WORK TO COMPLETE:
Copy all lines of the listing that include the string "text".

A block of data:
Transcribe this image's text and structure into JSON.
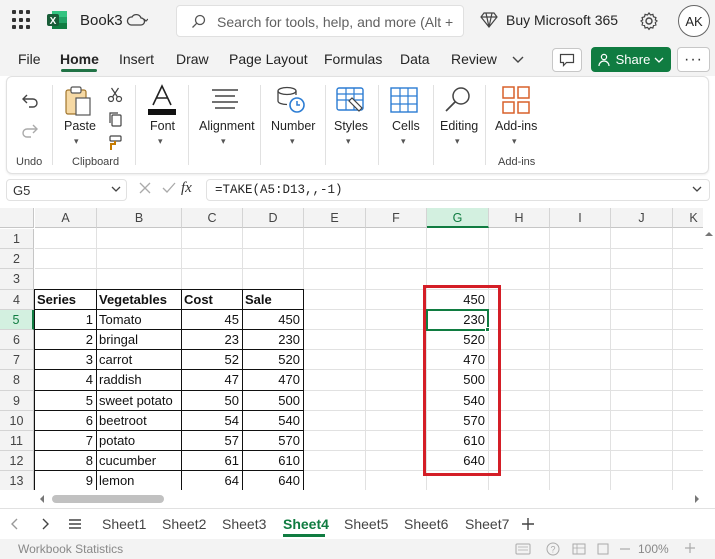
{
  "app": {
    "title": "Book3",
    "autosave_icon": "cloud-sync-icon",
    "search_placeholder": "Search for tools, help, and more (Alt + Q)",
    "buy_label": "Buy Microsoft 365",
    "avatar": "AK",
    "brand_color": "#107c41"
  },
  "menu": {
    "tabs": [
      "File",
      "Home",
      "Insert",
      "Draw",
      "Page Layout",
      "Formulas",
      "Data",
      "Review"
    ],
    "active": "Home",
    "share_label": "Share"
  },
  "ribbon": {
    "undo_group": "Undo",
    "paste": "Paste",
    "clipboard_group": "Clipboard",
    "font": "Font",
    "alignment": "Alignment",
    "number": "Number",
    "styles": "Styles",
    "cells": "Cells",
    "editing": "Editing",
    "addins": "Add-ins",
    "addins_group": "Add-ins"
  },
  "formula_bar": {
    "name_box": "G5",
    "fx": "fx",
    "formula": "=TAKE(A5:D13,,-1)"
  },
  "grid": {
    "columns": [
      "A",
      "B",
      "C",
      "D",
      "E",
      "F",
      "G",
      "H",
      "I",
      "J",
      "K"
    ],
    "rows": [
      "1",
      "2",
      "3",
      "4",
      "5",
      "6",
      "7",
      "8",
      "9",
      "10",
      "11",
      "12",
      "13"
    ],
    "selected_column": "G",
    "selected_row": "5",
    "headers": [
      "Series",
      "Vegetables",
      "Cost",
      "Sale"
    ],
    "table": [
      [
        "1",
        "Tomato",
        "45",
        "450"
      ],
      [
        "2",
        "bringal",
        "23",
        "230"
      ],
      [
        "3",
        "carrot",
        "52",
        "520"
      ],
      [
        "4",
        "raddish",
        "47",
        "470"
      ],
      [
        "5",
        "sweet potato",
        "50",
        "500"
      ],
      [
        "6",
        "beetroot",
        "54",
        "540"
      ],
      [
        "7",
        "potato",
        "57",
        "570"
      ],
      [
        "8",
        "cucumber",
        "61",
        "610"
      ],
      [
        "9",
        "lemon",
        "64",
        "640"
      ]
    ],
    "g_values": [
      "450",
      "230",
      "520",
      "470",
      "500",
      "540",
      "570",
      "610",
      "640"
    ],
    "highlight_color": "#d41e27"
  },
  "sheets": {
    "tabs": [
      "Sheet1",
      "Sheet2",
      "Sheet3",
      "Sheet4",
      "Sheet5",
      "Sheet6",
      "Sheet7"
    ],
    "active": "Sheet4"
  },
  "status": {
    "text": "Workbook Statistics",
    "zoom": "100%"
  }
}
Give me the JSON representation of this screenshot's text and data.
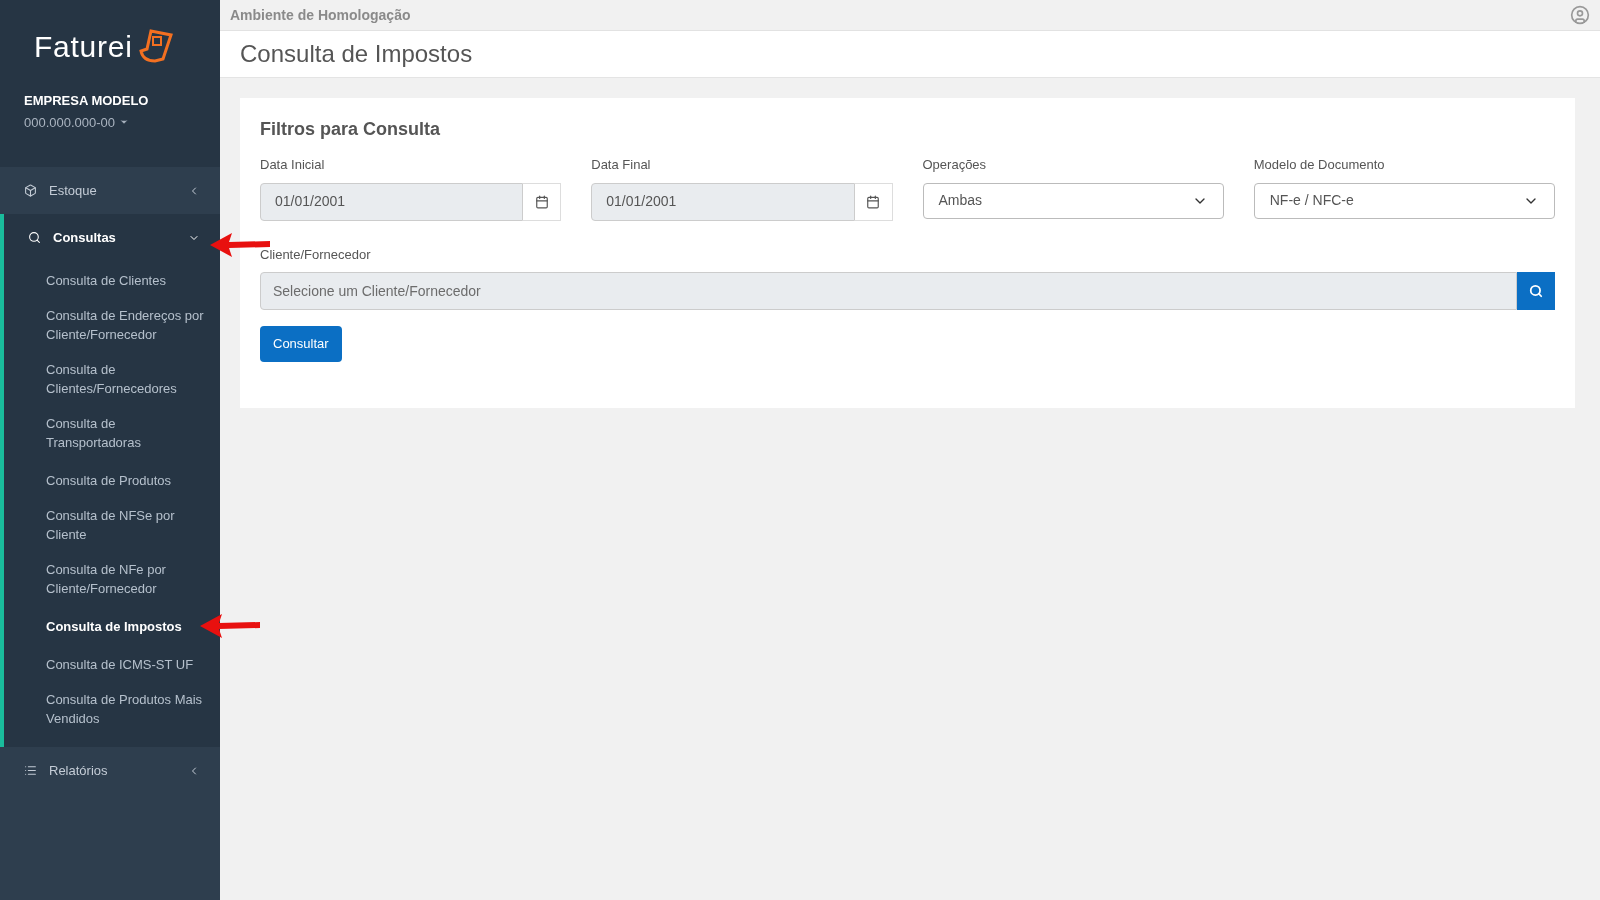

ANSWER FOR THIS EXERCISE:
Transcribe this image's text and structure into JSON.
    "text": "Workbook Statistics",
Give me the JSON representation of this screenshot's text and data.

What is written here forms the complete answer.